Assemble all lines in which the string "this" appears.

★ ★ ★ ★ ★ ★ ★

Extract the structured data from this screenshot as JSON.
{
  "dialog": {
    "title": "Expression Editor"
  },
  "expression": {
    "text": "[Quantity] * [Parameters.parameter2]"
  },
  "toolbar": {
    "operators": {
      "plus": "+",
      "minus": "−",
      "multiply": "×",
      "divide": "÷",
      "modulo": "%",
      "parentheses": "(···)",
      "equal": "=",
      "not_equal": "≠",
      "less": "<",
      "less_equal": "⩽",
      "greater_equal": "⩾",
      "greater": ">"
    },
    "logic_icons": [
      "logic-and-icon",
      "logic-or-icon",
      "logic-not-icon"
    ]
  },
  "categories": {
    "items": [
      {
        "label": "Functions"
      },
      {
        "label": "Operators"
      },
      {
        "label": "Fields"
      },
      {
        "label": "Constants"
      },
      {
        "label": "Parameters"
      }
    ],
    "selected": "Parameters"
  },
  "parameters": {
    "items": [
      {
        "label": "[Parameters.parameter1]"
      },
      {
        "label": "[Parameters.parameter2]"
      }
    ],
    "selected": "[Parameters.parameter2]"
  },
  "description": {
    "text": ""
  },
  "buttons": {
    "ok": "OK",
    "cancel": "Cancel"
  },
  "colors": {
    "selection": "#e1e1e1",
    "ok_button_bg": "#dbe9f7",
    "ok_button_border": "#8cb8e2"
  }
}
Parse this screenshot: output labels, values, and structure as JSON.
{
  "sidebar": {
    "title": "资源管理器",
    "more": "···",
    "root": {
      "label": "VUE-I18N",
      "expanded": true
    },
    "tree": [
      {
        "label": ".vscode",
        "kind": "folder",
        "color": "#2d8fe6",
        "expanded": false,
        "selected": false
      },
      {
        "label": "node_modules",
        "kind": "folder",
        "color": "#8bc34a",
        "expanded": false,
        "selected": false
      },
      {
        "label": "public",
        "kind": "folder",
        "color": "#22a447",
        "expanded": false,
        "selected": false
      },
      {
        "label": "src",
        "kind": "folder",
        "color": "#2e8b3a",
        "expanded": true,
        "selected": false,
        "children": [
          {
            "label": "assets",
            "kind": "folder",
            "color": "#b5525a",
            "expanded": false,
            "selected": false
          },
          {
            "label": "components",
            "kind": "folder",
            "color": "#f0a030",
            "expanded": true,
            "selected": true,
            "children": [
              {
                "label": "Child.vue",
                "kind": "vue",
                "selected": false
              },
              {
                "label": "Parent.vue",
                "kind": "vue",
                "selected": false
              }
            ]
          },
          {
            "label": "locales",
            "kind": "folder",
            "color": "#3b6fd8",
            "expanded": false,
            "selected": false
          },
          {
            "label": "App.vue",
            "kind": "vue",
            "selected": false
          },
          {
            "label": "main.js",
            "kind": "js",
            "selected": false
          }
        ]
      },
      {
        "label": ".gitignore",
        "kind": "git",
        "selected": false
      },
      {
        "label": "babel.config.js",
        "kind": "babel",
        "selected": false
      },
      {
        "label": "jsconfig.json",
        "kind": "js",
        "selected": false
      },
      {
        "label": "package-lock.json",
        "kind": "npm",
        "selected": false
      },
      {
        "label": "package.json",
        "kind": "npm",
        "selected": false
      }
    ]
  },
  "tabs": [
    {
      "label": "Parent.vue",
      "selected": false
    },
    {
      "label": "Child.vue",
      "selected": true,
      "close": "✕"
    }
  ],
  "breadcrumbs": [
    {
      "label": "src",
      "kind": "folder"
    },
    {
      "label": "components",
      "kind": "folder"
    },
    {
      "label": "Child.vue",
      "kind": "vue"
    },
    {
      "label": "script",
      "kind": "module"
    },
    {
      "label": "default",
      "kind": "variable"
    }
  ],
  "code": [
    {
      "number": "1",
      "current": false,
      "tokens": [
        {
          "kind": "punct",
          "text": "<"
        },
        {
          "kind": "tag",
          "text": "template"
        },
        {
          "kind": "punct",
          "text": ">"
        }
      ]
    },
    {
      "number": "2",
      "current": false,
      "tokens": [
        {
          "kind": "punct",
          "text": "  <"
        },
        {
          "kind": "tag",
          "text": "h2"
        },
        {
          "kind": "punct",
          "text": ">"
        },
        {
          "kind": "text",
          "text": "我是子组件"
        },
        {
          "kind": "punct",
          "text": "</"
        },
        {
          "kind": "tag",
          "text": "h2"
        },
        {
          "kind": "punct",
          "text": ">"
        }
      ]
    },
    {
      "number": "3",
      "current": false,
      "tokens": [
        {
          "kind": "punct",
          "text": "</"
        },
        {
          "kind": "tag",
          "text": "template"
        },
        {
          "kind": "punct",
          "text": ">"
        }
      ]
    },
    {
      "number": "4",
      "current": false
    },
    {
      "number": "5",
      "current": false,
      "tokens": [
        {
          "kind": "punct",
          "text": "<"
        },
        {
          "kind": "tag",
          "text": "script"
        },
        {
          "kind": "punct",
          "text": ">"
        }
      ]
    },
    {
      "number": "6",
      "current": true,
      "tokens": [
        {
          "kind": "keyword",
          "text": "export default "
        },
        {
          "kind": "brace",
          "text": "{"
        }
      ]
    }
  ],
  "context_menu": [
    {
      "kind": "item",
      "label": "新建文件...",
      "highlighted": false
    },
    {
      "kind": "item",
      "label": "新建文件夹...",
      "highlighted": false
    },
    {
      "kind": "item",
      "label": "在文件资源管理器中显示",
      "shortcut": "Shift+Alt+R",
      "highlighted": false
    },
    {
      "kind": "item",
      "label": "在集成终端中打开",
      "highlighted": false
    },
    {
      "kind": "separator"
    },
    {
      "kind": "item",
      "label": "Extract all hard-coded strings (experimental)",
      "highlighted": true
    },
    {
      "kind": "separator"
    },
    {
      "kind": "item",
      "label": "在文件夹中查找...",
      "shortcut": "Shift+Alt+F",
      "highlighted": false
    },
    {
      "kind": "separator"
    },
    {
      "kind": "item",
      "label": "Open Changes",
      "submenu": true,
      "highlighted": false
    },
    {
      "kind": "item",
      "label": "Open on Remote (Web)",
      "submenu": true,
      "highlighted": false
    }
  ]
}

★ ★ ★ ★ ★ ★ ★

_In response_.
Extract the structured data from this screenshot as JSON.
Parse this screenshot: output labels, values, and structure as JSON.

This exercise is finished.